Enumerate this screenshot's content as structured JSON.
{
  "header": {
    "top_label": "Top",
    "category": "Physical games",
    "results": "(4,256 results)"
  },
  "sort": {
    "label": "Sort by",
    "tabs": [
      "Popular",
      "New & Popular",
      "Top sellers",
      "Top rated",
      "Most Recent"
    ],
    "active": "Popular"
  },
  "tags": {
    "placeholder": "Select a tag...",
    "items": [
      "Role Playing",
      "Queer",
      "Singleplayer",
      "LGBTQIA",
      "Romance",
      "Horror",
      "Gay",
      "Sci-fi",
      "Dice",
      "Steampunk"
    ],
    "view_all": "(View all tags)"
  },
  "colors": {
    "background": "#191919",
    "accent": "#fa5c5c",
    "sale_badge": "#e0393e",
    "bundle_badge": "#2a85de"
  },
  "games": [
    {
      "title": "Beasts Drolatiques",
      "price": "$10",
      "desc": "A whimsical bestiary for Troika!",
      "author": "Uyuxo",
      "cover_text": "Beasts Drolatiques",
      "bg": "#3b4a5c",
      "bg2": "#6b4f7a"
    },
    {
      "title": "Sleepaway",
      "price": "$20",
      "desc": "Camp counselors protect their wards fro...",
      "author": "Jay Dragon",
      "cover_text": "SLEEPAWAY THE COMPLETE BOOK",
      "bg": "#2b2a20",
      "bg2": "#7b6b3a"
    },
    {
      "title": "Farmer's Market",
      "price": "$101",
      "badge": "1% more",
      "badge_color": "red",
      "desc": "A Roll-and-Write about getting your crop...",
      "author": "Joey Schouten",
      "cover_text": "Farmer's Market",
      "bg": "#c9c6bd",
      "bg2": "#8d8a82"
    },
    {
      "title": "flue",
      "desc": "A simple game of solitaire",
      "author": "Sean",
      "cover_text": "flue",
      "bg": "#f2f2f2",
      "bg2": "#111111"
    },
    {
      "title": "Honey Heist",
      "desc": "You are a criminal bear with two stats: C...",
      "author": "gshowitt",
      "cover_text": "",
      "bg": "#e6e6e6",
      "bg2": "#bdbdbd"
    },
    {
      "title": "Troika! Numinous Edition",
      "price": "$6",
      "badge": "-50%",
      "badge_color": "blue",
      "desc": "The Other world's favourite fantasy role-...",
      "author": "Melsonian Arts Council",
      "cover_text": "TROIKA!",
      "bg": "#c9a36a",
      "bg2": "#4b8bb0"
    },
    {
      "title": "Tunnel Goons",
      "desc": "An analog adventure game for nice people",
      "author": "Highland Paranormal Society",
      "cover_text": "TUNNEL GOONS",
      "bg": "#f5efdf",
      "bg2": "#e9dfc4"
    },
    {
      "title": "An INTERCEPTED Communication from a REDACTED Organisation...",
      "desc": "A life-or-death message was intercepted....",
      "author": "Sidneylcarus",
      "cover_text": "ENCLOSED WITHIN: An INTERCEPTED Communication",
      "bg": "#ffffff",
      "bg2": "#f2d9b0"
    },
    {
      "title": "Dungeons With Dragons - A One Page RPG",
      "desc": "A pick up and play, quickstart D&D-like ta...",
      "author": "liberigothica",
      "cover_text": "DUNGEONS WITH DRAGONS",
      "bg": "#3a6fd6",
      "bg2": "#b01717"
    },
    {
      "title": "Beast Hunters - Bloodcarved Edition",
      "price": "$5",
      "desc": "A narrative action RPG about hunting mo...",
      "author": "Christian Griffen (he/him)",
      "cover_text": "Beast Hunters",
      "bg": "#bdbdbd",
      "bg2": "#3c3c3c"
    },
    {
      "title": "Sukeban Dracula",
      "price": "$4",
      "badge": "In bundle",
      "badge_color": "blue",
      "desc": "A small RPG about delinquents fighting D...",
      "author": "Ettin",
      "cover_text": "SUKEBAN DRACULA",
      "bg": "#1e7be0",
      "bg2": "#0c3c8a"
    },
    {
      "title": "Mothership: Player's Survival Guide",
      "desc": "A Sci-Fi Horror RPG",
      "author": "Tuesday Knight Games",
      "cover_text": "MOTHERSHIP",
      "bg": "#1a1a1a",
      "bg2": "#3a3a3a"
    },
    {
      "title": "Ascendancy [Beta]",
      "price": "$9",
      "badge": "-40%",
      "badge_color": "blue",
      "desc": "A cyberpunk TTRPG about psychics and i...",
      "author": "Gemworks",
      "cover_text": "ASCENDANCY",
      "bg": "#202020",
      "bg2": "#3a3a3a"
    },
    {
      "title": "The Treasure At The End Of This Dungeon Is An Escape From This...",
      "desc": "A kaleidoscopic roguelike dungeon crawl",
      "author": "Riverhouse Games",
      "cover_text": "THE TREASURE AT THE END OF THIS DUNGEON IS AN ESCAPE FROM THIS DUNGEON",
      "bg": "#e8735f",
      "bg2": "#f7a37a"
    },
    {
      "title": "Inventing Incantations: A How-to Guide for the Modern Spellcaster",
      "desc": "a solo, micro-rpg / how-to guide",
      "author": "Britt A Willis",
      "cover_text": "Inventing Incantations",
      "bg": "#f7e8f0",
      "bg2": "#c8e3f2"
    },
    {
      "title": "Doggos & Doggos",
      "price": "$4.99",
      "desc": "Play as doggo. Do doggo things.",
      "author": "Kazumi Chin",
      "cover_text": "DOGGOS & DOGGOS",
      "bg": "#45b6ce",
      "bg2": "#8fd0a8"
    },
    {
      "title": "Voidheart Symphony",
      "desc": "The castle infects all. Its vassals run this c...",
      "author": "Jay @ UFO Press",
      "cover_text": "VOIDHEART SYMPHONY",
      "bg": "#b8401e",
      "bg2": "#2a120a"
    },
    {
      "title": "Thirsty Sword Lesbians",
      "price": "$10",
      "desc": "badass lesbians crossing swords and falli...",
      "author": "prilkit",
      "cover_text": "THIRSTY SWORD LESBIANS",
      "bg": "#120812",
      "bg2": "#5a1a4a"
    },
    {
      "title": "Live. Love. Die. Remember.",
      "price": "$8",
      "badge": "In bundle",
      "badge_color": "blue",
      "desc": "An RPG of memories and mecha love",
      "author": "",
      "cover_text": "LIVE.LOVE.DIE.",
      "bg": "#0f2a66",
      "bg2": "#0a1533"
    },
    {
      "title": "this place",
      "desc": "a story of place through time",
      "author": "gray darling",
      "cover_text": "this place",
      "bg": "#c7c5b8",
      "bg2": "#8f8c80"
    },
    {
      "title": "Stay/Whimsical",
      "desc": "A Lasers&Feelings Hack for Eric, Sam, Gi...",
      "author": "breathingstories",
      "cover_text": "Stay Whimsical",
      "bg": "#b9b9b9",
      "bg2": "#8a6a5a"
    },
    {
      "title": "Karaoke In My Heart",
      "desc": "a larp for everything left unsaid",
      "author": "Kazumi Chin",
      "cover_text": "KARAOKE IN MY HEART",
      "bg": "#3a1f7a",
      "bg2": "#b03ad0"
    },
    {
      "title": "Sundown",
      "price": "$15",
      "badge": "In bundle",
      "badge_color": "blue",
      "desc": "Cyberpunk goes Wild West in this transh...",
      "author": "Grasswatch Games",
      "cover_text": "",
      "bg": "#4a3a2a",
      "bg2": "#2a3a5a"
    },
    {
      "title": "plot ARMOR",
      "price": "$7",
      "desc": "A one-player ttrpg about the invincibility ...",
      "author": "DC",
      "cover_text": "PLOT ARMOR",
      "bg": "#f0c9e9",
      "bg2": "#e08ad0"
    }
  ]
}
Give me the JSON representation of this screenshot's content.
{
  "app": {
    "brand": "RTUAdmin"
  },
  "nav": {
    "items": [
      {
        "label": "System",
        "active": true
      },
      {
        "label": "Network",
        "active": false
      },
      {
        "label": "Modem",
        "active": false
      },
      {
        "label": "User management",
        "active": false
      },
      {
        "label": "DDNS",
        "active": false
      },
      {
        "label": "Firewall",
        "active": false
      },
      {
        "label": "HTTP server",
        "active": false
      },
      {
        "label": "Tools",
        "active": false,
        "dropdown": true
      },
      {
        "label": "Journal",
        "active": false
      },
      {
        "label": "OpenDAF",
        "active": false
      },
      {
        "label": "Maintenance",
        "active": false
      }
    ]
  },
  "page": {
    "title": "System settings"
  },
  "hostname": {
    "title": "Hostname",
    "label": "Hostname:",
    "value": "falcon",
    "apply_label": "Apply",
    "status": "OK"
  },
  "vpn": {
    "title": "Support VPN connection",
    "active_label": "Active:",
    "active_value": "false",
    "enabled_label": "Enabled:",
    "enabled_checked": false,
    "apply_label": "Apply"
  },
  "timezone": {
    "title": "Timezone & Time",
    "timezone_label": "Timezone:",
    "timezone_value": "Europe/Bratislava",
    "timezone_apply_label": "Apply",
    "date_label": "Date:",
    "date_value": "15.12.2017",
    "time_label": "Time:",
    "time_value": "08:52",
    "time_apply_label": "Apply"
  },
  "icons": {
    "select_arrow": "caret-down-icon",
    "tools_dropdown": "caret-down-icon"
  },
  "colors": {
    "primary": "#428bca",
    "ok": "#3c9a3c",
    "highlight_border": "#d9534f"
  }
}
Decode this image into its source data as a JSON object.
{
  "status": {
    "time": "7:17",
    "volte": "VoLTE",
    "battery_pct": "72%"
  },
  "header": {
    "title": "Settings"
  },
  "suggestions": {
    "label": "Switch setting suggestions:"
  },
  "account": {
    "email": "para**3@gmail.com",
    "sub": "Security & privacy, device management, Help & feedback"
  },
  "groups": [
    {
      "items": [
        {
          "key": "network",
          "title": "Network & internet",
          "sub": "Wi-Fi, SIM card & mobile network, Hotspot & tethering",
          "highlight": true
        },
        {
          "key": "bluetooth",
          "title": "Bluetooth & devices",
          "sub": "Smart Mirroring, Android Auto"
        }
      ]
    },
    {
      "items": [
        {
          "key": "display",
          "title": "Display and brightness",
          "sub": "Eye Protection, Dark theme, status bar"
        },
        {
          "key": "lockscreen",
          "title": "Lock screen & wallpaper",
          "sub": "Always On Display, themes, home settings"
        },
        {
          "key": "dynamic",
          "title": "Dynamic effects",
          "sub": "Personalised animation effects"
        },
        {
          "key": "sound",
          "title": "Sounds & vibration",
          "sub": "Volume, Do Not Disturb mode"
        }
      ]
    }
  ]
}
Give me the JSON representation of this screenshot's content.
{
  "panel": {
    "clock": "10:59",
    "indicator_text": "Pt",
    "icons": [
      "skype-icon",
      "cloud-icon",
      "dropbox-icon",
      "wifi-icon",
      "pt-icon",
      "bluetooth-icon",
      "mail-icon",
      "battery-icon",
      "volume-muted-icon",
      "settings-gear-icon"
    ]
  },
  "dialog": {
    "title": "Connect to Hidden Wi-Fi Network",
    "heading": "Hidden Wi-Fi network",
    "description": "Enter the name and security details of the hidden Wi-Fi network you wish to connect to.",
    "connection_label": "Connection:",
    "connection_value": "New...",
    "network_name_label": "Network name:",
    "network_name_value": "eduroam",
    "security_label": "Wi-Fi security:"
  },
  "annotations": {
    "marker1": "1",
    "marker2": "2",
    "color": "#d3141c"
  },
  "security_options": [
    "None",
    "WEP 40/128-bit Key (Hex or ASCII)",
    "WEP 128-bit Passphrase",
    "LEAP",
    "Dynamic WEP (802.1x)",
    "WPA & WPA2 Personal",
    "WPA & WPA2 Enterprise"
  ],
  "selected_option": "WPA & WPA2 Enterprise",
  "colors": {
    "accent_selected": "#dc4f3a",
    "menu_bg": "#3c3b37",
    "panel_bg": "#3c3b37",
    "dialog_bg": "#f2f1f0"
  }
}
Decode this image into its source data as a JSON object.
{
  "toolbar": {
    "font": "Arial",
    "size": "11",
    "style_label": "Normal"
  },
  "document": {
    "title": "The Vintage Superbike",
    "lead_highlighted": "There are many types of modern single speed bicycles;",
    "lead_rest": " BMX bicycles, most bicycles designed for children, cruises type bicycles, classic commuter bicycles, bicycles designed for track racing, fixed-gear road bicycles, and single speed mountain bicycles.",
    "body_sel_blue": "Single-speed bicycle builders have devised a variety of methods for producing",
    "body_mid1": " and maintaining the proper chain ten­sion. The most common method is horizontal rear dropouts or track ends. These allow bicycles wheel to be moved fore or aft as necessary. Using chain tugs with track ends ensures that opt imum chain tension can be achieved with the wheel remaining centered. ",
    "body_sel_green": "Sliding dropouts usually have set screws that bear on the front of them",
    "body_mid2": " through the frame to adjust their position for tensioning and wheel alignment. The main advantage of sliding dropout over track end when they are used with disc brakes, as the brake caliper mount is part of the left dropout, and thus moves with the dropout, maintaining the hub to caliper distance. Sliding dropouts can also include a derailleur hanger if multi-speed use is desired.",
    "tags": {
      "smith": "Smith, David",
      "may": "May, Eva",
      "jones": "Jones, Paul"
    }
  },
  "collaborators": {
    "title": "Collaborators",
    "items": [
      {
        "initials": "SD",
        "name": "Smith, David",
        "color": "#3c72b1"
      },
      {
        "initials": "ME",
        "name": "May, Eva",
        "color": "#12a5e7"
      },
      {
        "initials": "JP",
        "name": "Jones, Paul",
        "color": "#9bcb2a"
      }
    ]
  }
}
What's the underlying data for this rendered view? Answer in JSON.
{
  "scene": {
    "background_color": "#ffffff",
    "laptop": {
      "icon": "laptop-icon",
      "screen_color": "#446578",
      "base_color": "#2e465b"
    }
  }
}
◆ ◆ ◆ ◆
● **WRITTEN EXERCISE**
Search the data above for lines holding "Apply" and copy each of them.

● **EXERCISE RESULT**
    "apply_label": "Apply",
    "apply_label": "Apply"
    "timezone_apply_label": "Apply",
    "time_apply_label": "Apply"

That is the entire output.